[Dataset rows about figures]
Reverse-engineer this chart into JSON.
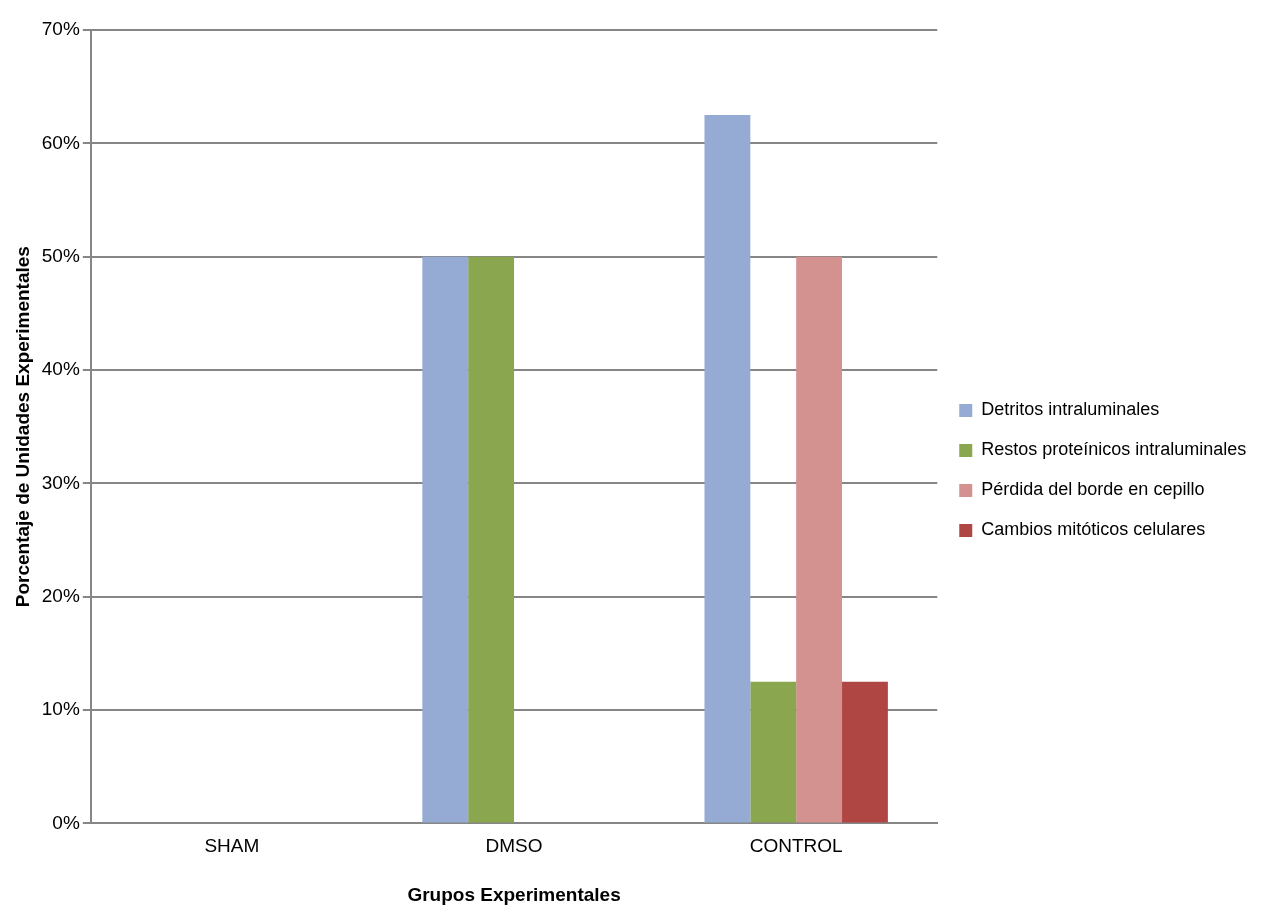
{
  "chart_data": {
    "type": "bar",
    "xlabel": "Grupos Experimentales",
    "ylabel": "Porcentaje de Unidades Experimentales",
    "categories": [
      "SHAM",
      "DMSO",
      "CONTROL"
    ],
    "series": [
      {
        "name": "Detritos intraluminales",
        "color": "#95abd4",
        "values": [
          0,
          50,
          62.5
        ]
      },
      {
        "name": "Restos proteínicos intraluminales",
        "color": "#8aa64f",
        "values": [
          0,
          50,
          12.5
        ]
      },
      {
        "name": "Pérdida del borde en cepillo",
        "color": "#d39190",
        "values": [
          0,
          0,
          50
        ]
      },
      {
        "name": "Cambios mitóticos celulares",
        "color": "#b04643",
        "values": [
          0,
          0,
          12.5
        ]
      }
    ],
    "ylim": [
      0,
      70
    ],
    "yticks": [
      {
        "value": 0,
        "label": "0%"
      },
      {
        "value": 10,
        "label": "10%"
      },
      {
        "value": 20,
        "label": "20%"
      },
      {
        "value": 30,
        "label": "30%"
      },
      {
        "value": 40,
        "label": "40%"
      },
      {
        "value": 50,
        "label": "50%"
      },
      {
        "value": 60,
        "label": "60%"
      },
      {
        "value": 70,
        "label": "70%"
      }
    ],
    "grid": "y",
    "legend": "right"
  }
}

What needs to be done |
The data should be printed again unchanged; leave its pictures out.

Correct answer |
Reverse-engineer this chart into JSON.
{
  "chart_data": {
    "type": "bar",
    "xlabel": "Grupos Experimentales",
    "ylabel": "Porcentaje de Unidades Experimentales",
    "categories": [
      "SHAM",
      "DMSO",
      "CONTROL"
    ],
    "series": [
      {
        "name": "Detritos intraluminales",
        "color": "#95abd4",
        "values": [
          0,
          50,
          62.5
        ]
      },
      {
        "name": "Restos proteínicos intraluminales",
        "color": "#8aa64f",
        "values": [
          0,
          50,
          12.5
        ]
      },
      {
        "name": "Pérdida del borde en cepillo",
        "color": "#d39190",
        "values": [
          0,
          0,
          50
        ]
      },
      {
        "name": "Cambios mitóticos celulares",
        "color": "#b04643",
        "values": [
          0,
          0,
          12.5
        ]
      }
    ],
    "ylim": [
      0,
      70
    ],
    "yticks": [
      {
        "value": 0,
        "label": "0%"
      },
      {
        "value": 10,
        "label": "10%"
      },
      {
        "value": 20,
        "label": "20%"
      },
      {
        "value": 30,
        "label": "30%"
      },
      {
        "value": 40,
        "label": "40%"
      },
      {
        "value": 50,
        "label": "50%"
      },
      {
        "value": 60,
        "label": "60%"
      },
      {
        "value": 70,
        "label": "70%"
      }
    ],
    "grid": "y",
    "legend": "right"
  }
}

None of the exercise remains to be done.